Exercise requirements:
Report the count of lines containing the word "дополнить" in the entries below, and nothing more.

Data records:
———

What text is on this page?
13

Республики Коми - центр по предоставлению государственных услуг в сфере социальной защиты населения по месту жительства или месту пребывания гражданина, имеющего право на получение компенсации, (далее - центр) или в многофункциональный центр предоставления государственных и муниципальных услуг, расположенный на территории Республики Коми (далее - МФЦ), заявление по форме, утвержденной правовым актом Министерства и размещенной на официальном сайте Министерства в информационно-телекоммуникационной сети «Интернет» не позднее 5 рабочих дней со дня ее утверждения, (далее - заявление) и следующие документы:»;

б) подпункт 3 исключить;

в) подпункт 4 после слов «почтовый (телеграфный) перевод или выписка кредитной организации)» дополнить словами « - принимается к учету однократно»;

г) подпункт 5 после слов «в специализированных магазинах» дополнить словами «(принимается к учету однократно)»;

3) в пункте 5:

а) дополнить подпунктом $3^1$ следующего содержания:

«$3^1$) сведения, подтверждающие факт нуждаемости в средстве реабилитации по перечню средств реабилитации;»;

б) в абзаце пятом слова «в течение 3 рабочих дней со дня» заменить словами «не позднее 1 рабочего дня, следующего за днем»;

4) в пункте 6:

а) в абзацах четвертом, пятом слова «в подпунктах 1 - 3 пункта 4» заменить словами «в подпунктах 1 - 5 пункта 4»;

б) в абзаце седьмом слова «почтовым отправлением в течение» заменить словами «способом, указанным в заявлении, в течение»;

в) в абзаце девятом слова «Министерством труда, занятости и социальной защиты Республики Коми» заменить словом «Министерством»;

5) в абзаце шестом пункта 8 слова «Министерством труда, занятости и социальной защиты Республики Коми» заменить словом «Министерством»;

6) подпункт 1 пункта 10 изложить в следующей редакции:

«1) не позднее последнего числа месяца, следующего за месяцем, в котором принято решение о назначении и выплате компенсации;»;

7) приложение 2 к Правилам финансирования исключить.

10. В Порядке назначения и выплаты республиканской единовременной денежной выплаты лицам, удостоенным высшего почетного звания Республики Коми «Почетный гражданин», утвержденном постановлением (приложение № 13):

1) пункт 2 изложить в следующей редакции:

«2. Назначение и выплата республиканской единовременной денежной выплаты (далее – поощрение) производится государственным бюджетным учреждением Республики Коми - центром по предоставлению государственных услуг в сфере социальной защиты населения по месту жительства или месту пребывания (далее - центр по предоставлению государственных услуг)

———

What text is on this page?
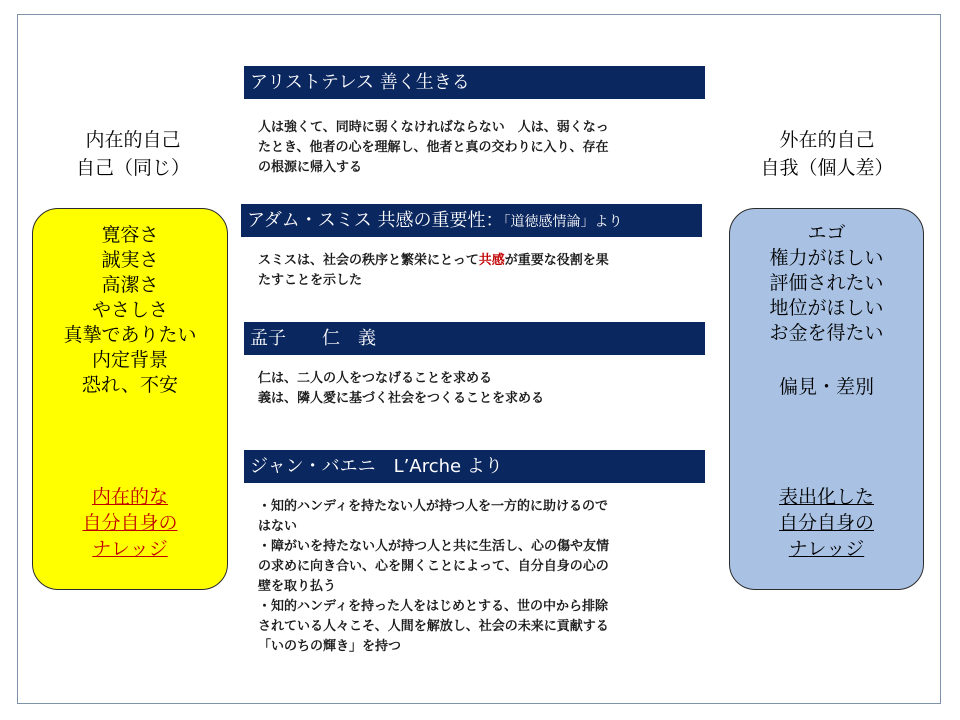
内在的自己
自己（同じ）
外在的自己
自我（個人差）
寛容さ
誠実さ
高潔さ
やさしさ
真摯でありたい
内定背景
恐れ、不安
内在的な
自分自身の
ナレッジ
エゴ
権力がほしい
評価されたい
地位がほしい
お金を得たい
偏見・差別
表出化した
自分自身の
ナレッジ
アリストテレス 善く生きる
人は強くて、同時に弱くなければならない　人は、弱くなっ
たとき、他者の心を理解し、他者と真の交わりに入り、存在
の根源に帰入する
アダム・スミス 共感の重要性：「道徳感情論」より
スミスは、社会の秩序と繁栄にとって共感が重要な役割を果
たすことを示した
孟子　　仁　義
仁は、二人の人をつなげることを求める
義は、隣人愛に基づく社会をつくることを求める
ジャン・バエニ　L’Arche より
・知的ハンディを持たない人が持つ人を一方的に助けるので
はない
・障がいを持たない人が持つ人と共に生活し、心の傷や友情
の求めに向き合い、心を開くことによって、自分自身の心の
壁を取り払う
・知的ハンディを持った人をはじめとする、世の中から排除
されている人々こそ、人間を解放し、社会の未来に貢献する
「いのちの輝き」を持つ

———

Result of this exercise:
3